— start SOURCE DATA —

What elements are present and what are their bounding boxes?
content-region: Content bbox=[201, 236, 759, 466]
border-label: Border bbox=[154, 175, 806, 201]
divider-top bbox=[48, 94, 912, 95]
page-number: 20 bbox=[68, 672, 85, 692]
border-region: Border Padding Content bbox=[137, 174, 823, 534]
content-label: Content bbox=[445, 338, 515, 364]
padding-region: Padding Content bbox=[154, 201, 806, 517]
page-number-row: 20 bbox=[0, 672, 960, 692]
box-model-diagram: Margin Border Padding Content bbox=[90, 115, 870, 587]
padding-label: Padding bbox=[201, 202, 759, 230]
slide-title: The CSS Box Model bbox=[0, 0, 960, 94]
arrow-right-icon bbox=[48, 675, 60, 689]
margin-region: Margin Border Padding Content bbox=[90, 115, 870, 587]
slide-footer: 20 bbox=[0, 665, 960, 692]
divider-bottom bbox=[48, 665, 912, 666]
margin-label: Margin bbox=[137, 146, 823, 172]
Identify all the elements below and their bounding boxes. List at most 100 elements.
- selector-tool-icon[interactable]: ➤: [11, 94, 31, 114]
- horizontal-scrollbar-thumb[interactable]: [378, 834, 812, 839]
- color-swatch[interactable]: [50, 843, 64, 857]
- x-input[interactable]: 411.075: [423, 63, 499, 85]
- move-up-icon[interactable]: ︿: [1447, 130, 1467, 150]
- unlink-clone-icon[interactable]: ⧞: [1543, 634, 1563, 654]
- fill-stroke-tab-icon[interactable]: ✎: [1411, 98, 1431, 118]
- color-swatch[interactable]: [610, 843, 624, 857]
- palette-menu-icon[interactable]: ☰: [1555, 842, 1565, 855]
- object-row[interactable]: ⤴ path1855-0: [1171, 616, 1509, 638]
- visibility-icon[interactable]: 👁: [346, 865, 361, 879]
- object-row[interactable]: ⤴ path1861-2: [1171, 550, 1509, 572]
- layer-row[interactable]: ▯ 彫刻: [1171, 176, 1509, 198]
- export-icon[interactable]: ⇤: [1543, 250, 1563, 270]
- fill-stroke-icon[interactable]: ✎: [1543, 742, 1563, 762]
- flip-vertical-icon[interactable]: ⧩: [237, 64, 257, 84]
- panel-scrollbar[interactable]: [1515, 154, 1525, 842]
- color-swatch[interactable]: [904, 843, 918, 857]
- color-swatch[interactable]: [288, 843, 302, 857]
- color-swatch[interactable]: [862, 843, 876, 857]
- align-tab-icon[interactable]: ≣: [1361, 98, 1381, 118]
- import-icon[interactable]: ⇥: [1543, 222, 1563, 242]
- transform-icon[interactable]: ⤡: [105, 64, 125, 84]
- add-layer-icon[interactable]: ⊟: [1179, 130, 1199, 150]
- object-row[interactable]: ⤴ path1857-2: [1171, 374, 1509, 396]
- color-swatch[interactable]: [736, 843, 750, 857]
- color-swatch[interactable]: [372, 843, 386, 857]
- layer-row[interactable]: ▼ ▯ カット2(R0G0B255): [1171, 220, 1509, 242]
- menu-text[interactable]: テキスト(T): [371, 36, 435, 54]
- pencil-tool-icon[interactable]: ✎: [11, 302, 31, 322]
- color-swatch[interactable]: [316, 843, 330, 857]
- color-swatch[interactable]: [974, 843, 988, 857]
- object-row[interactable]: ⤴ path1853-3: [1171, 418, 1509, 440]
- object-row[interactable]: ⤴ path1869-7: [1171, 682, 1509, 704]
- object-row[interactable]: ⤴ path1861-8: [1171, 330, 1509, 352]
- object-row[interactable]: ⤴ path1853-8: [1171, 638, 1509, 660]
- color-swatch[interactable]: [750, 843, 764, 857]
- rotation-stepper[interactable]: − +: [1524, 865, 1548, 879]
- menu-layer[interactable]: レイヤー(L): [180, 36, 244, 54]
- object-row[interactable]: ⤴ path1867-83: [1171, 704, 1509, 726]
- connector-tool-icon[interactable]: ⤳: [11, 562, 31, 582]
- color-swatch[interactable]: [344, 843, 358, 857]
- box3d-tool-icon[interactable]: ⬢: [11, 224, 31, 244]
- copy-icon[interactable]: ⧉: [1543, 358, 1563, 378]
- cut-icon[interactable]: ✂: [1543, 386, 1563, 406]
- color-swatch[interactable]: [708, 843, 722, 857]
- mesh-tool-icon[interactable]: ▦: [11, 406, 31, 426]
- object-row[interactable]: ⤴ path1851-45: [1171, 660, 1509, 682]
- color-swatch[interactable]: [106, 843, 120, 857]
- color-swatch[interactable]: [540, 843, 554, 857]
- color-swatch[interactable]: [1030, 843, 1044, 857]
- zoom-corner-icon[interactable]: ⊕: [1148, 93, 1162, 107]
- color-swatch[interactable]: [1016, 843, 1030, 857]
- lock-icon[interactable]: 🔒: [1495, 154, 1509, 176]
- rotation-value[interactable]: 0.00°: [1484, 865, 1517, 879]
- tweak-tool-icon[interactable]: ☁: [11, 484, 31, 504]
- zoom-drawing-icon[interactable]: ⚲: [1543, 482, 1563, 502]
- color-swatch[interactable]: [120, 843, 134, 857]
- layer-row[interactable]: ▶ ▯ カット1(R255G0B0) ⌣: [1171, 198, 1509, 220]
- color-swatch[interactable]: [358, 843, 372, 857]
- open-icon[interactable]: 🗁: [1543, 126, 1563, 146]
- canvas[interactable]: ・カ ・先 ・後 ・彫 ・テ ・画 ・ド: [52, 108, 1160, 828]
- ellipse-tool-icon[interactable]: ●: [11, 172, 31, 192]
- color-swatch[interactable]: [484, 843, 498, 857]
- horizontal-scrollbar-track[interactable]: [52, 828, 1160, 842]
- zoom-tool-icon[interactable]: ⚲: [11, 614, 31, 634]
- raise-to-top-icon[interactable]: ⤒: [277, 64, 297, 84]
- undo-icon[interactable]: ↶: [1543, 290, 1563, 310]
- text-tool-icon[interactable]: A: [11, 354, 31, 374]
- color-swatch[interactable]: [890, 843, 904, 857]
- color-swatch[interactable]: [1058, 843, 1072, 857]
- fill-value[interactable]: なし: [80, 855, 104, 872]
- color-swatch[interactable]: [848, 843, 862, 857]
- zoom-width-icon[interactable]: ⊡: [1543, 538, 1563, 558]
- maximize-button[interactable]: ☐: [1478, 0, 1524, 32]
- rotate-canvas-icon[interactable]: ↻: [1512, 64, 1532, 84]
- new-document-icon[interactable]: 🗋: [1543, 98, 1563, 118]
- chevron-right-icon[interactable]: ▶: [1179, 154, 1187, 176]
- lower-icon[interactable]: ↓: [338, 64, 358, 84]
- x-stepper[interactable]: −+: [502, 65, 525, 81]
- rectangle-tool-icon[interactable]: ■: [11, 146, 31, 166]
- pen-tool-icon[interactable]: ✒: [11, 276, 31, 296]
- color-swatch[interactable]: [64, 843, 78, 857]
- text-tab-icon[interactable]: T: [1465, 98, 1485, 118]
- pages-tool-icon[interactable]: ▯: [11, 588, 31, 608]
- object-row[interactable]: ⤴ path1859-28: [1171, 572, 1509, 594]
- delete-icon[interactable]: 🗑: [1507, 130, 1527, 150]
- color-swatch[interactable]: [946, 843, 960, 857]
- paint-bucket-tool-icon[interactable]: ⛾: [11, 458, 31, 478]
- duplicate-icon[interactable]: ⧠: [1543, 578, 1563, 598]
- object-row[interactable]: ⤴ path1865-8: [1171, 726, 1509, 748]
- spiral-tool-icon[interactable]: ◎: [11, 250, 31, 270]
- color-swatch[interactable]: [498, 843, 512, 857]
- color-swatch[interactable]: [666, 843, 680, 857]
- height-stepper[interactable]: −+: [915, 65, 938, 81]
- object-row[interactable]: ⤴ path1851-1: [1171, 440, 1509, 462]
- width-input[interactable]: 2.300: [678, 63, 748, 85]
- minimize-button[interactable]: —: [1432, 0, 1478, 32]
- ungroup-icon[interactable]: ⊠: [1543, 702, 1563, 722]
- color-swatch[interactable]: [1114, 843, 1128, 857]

— end SOURCE DATA —

> PROBLEM TO SOLVE:
Update the records from their start up to and including the line with "- export-icon[interactable]: ⇤: [1543, 250, 1563, 270]", changing every "color-swatch" to "color-chip" and leaving everything else as it is. Give back only those lines.

> SOLUTION FOR THIS PROBLEM:
What elements are present and what are their bounding boxes?
content-region: Content bbox=[201, 236, 759, 466]
border-label: Border bbox=[154, 175, 806, 201]
divider-top bbox=[48, 94, 912, 95]
page-number: 20 bbox=[68, 672, 85, 692]
border-region: Border Padding Content bbox=[137, 174, 823, 534]
content-label: Content bbox=[445, 338, 515, 364]
padding-region: Padding Content bbox=[154, 201, 806, 517]
page-number-row: 20 bbox=[0, 672, 960, 692]
box-model-diagram: Margin Border Padding Content bbox=[90, 115, 870, 587]
padding-label: Padding bbox=[201, 202, 759, 230]
slide-title: The CSS Box Model bbox=[0, 0, 960, 94]
arrow-right-icon bbox=[48, 675, 60, 689]
margin-region: Margin Border Padding Content bbox=[90, 115, 870, 587]
slide-footer: 20 bbox=[0, 665, 960, 692]
divider-bottom bbox=[48, 665, 912, 666]
margin-label: Margin bbox=[137, 146, 823, 172]
Identify all the elements below and their bounding boxes. List at most 100 elements.
- selector-tool-icon[interactable]: ➤: [11, 94, 31, 114]
- horizontal-scrollbar-thumb[interactable]: [378, 834, 812, 839]
- color-chip[interactable]: [50, 843, 64, 857]
- x-input[interactable]: 411.075: [423, 63, 499, 85]
- move-up-icon[interactable]: ︿: [1447, 130, 1467, 150]
- unlink-clone-icon[interactable]: ⧞: [1543, 634, 1563, 654]
- fill-stroke-tab-icon[interactable]: ✎: [1411, 98, 1431, 118]
- color-chip[interactable]: [610, 843, 624, 857]
- palette-menu-icon[interactable]: ☰: [1555, 842, 1565, 855]
- object-row[interactable]: ⤴ path1855-0: [1171, 616, 1509, 638]
- visibility-icon[interactable]: 👁: [346, 865, 361, 879]
- object-row[interactable]: ⤴ path1861-2: [1171, 550, 1509, 572]
- layer-row[interactable]: ▯ 彫刻: [1171, 176, 1509, 198]
- export-icon[interactable]: ⇤: [1543, 250, 1563, 270]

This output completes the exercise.